• AIM OF THE EXERCISE: Retype the records below exactly as they appear.

Start of RECORDS TO PROCESS

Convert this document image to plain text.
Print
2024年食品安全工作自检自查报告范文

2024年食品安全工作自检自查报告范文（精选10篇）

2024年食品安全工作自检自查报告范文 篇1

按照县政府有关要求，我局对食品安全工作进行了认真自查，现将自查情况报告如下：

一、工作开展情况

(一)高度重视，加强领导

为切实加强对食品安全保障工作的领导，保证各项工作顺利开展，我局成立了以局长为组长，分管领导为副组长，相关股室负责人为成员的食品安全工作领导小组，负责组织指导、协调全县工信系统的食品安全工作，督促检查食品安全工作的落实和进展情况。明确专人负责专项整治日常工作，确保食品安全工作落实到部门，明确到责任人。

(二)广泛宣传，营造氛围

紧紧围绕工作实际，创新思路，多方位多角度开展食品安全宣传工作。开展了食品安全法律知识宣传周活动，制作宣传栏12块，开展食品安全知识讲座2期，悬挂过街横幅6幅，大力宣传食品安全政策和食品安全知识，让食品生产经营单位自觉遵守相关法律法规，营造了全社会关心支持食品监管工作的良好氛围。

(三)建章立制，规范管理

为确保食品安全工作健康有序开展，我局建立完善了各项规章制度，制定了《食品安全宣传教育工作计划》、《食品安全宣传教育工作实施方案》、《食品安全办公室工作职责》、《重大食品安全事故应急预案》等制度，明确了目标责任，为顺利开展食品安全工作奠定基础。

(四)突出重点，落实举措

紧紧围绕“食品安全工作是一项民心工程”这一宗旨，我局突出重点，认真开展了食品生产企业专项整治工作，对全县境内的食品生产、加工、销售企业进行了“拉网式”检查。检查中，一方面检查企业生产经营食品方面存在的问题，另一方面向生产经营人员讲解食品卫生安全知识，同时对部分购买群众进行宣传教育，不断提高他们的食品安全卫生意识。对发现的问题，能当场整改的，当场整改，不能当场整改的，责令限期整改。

End of RECORDS TO PROCESS

• EXERCISE OUTPUT:
Convert this document image to plain text.
Print
2024年食品安全工作自检自查报告范文

2024年食品安全工作自检自查报告范文（精选10篇）

2024年食品安全工作自检自查报告范文 篇1

按照县政府有关要求，我局对食品安全工作进行了认真自查，现将自查情况报告如下：

一、工作开展情况

(一)高度重视，加强领导

为切实加强对食品安全保障工作的领导，保证各项工作顺利开展，我局成立了以局长为组长，分管领导为副组长，相关股室负责人为成员的食品安全工作领导小组，负责组织指导、协调全县工信系统的食品安全工作，督促检查食品安全工作的落实和进展情况。明确专人负责专项整治日常工作，确保食品安全工作落实到部门，明确到责任人。

(二)广泛宣传，营造氛围

紧紧围绕工作实际，创新思路，多方位多角度开展食品安全宣传工作。开展了食品安全法律知识宣传周活动，制作宣传栏12块，开展食品安全知识讲座2期，悬挂过街横幅6幅，大力宣传食品安全政策和食品安全知识，让食品生产经营单位自觉遵守相关法律法规，营造了全社会关心支持食品监管工作的良好氛围。

(三)建章立制，规范管理

为确保食品安全工作健康有序开展，我局建立完善了各项规章制度，制定了《食品安全宣传教育工作计划》、《食品安全宣传教育工作实施方案》、《食品安全办公室工作职责》、《重大食品安全事故应急预案》等制度，明确了目标责任，为顺利开展食品安全工作奠定基础。

(四)突出重点，落实举措

紧紧围绕“食品安全工作是一项民心工程”这一宗旨，我局突出重点，认真开展了食品生产企业专项整治工作，对全县境内的食品生产、加工、销售企业进行了“拉网式”检查。检查中，一方面检查企业生产经营食品方面存在的问题，另一方面向生产经营人员讲解食品卫生安全知识，同时对部分购买群众进行宣传教育，不断提高他们的食品安全卫生意识。对发现的问题，能当场整改的，当场整改，不能当场整改的，责令限期整改。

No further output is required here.